Given records:
********************
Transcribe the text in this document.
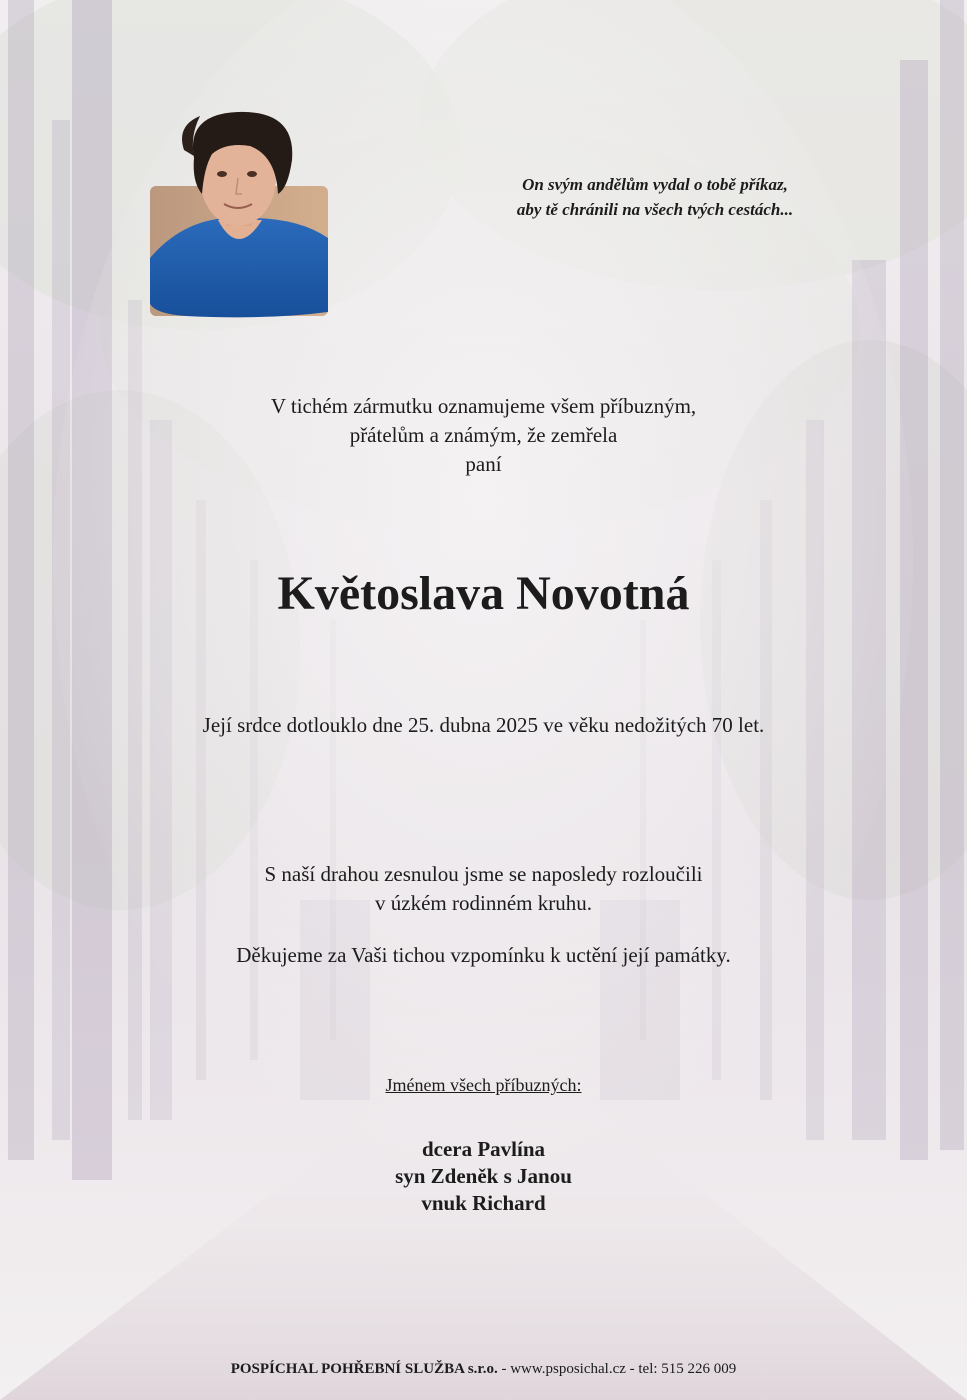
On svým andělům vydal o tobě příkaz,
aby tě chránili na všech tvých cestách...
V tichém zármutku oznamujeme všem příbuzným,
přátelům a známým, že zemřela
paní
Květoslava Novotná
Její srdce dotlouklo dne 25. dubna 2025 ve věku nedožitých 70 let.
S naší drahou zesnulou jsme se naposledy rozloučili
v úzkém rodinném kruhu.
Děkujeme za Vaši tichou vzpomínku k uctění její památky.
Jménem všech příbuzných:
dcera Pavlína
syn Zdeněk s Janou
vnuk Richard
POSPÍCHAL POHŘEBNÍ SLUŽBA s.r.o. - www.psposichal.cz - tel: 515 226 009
********************
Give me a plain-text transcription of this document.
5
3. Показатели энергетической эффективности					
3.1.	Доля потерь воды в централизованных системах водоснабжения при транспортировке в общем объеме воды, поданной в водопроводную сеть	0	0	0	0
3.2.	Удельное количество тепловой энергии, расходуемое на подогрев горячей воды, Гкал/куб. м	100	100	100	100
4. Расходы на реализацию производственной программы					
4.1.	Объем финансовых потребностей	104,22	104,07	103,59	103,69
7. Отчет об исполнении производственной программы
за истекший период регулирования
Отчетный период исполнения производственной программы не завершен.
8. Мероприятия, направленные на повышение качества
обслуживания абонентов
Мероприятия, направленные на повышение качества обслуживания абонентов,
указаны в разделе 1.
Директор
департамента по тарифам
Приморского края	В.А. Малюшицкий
********************
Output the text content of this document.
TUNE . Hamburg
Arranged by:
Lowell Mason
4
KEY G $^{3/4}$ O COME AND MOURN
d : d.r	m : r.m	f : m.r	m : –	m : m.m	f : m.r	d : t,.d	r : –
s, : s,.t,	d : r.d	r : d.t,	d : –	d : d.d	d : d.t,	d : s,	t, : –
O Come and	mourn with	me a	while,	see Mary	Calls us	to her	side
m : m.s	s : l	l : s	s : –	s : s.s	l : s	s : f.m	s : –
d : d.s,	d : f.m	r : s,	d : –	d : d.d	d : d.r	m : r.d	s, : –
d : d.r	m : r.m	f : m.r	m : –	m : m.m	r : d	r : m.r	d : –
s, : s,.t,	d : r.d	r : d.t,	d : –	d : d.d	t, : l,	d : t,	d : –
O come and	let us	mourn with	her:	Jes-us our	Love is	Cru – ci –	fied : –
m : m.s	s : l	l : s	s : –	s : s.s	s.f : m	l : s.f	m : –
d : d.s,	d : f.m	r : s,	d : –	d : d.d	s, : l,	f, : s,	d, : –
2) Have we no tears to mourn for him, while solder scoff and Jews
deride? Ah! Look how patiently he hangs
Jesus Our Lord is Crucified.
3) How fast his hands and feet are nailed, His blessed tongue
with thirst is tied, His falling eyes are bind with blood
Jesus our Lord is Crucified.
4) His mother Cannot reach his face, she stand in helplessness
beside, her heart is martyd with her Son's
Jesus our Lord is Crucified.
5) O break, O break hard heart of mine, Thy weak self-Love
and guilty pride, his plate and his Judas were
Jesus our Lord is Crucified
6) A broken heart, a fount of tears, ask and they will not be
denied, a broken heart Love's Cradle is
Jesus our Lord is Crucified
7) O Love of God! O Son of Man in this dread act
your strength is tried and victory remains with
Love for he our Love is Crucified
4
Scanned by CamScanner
********************
What you are asked to do: Copy each line of the listing that contains the string "heart".

Solution to this task:
beside, her heart is martyd with her Son's
5) O break, O break hard heart of mine, Thy weak self-Love
6) A broken heart, a fount of tears, ask and they will not be
denied, a broken heart Love's Cradle is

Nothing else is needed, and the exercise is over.